# PROBLEM DETAILS:
Pictures aside, quote the whole listing exactly.

# DATA FOR PROCESSING:
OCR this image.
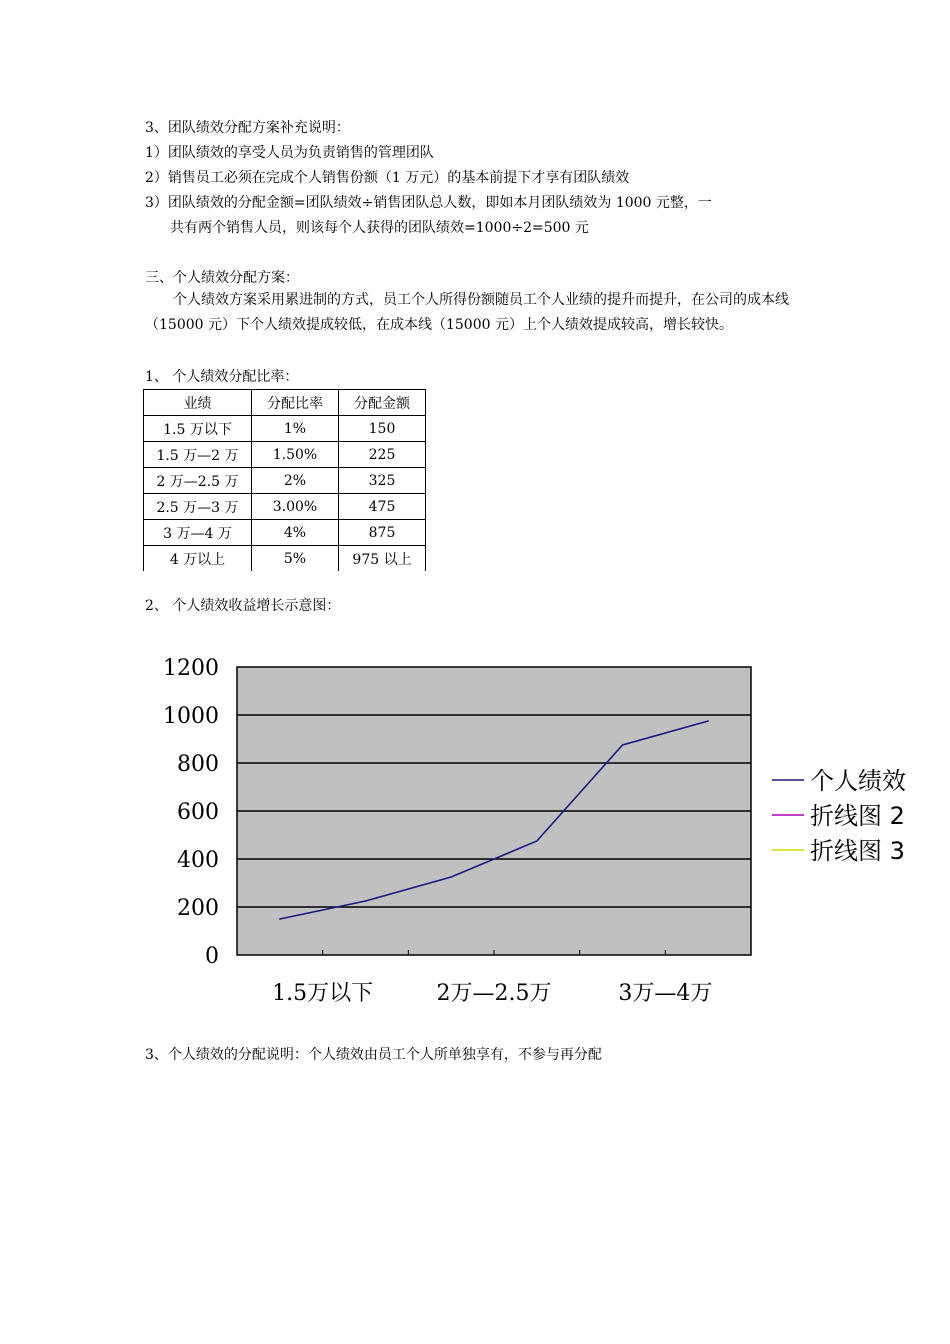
3、团队绩效分配方案补充说明：
1）团队绩效的享受人员为负责销售的管理团队
2）销售员工必须在完成个人销售份额（1 万元）的基本前提下才享有团队绩效
3）团队绩效的分配金额=团队绩效÷销售团队总人数，即如本月团队绩效为 1000 元整，一
共有两个销售人员，则该每个人获得的团队绩效=1000÷2=500 元
三、个人绩效分配方案：

个人绩效方案采用累进制的方式，员工个人所得份额随员工个人业绩的提升而提升，在公司的成本线（15000 元）下个人绩效提成较低，在成本线（15000 元）上个人绩效提成较高，增长较快。

1、 个人绩效分配比率：
业绩	分配比率	分配金额
1.5 万以下	1%	150
1.5 万—2 万	1.50%	225
2 万—2.5 万	2%	325
2.5 万—3 万	3.00%	475
3 万—4 万	4%	875
4 万以上	5%	975 以上
2、 个人绩效收益增长示意图：
0
200
400
600
800
1000
1200
1.5万以下	2万—2.5万	3万—4万
个人绩效
折线图 2
折线图 3
3、个人绩效的分配说明：个人绩效由员工个人所单独享有，不参与再分配
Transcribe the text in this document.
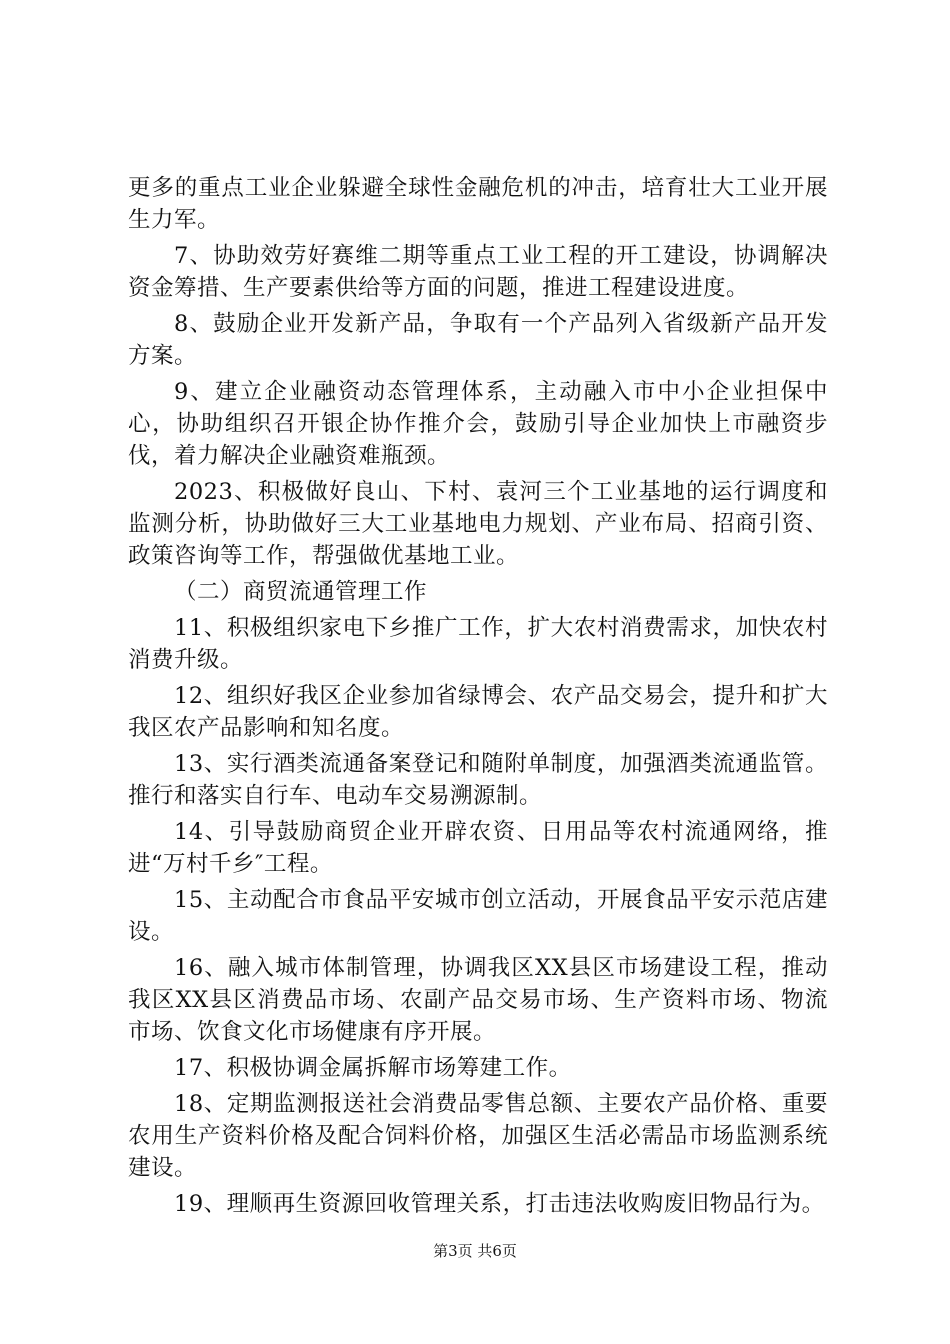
更多的重点工业企业躲避全球性金融危机的冲击，培育壮大工业开展生力军。

7、协助效劳好赛维二期等重点工业工程的开工建设，协调解决资金筹措、生产要素供给等方面的问题，推进工程建设进度。

8、鼓励企业开发新产品，争取有一个产品列入省级新产品开发方案。

9、建立企业融资动态管理体系，主动融入市中小企业担保中心，协助组织召开银企协作推介会，鼓励引导企业加快上市融资步伐，着力解决企业融资难瓶颈。

2023、积极做好良山、下村、袁河三个工业基地的运行调度和监测分析，协助做好三大工业基地电力规划、产业布局、招商引资、政策咨询等工作，帮强做优基地工业。

（二）商贸流通管理工作

11、积极组织家电下乡推广工作，扩大农村消费需求，加快农村消费升级。

12、组织好我区企业参加省绿博会、农产品交易会，提升和扩大我区农产品影响和知名度。

13、实行酒类流通备案登记和随附单制度，加强酒类流通监管。推行和落实自行车、电动车交易溯源制。

14、引导鼓励商贸企业开辟农资、日用品等农村流通网络，推进“万村千乡″工程。

15、主动配合市食品平安城市创立活动，开展食品平安示范店建设。

16、融入城市体制管理，协调我区XX县区市场建设工程，推动我区XX县区消费品市场、农副产品交易市场、生产资料市场、物流市场、饮食文化市场健康有序开展。

17、积极协调金属拆解市场筹建工作。

18、定期监测报送社会消费品零售总额、主要农产品价格、重要农用生产资料价格及配合饲料价格，加强区生活必需品市场监测系统建设。

19、理顺再生资源回收管理关系，打击违法收购废旧物品行为。

第3页 共6页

# FINAL ANSWER:
OCR this image.
3、团队绩效分配方案补充说明：
1）团队绩效的享受人员为负责销售的管理团队
2）销售员工必须在完成个人销售份额（1 万元）的基本前提下才享有团队绩效
3）团队绩效的分配金额=团队绩效÷销售团队总人数，即如本月团队绩效为 1000 元整，一
共有两个销售人员，则该每个人获得的团队绩效=1000÷2=500 元
三、个人绩效分配方案：

个人绩效方案采用累进制的方式，员工个人所得份额随员工个人业绩的提升而提升，在公司的成本线（15000 元）下个人绩效提成较低，在成本线（15000 元）上个人绩效提成较高，增长较快。

1、 个人绩效分配比率：
业绩	分配比率	分配金额
1.5 万以下	1%	150
1.5 万—2 万	1.50%	225
2 万—2.5 万	2%	325
2.5 万—3 万	3.00%	475
3 万—4 万	4%	875
4 万以上	5%	975 以上
2、 个人绩效收益增长示意图：
0
200
400
600
800
1000
1200
1.5万以下	2万—2.5万	3万—4万
个人绩效
折线图 2
折线图 3
3、个人绩效的分配说明：个人绩效由员工个人所单独享有，不参与再分配
Transcribe the text in this document.
更多的重点工业企业躲避全球性金融危机的冲击，培育壮大工业开展生力军。

7、协助效劳好赛维二期等重点工业工程的开工建设，协调解决资金筹措、生产要素供给等方面的问题，推进工程建设进度。

8、鼓励企业开发新产品，争取有一个产品列入省级新产品开发方案。

9、建立企业融资动态管理体系，主动融入市中小企业担保中心，协助组织召开银企协作推介会，鼓励引导企业加快上市融资步伐，着力解决企业融资难瓶颈。

2023、积极做好良山、下村、袁河三个工业基地的运行调度和监测分析，协助做好三大工业基地电力规划、产业布局、招商引资、政策咨询等工作，帮强做优基地工业。

（二）商贸流通管理工作

11、积极组织家电下乡推广工作，扩大农村消费需求，加快农村消费升级。

12、组织好我区企业参加省绿博会、农产品交易会，提升和扩大我区农产品影响和知名度。

13、实行酒类流通备案登记和随附单制度，加强酒类流通监管。推行和落实自行车、电动车交易溯源制。

14、引导鼓励商贸企业开辟农资、日用品等农村流通网络，推进“万村千乡″工程。

15、主动配合市食品平安城市创立活动，开展食品平安示范店建设。

16、融入城市体制管理，协调我区XX县区市场建设工程，推动我区XX县区消费品市场、农副产品交易市场、生产资料市场、物流市场、饮食文化市场健康有序开展。

17、积极协调金属拆解市场筹建工作。

18、定期监测报送社会消费品零售总额、主要农产品价格、重要农用生产资料价格及配合饲料价格，加强区生活必需品市场监测系统建设。

19、理顺再生资源回收管理关系，打击违法收购废旧物品行为。

第3页 共6页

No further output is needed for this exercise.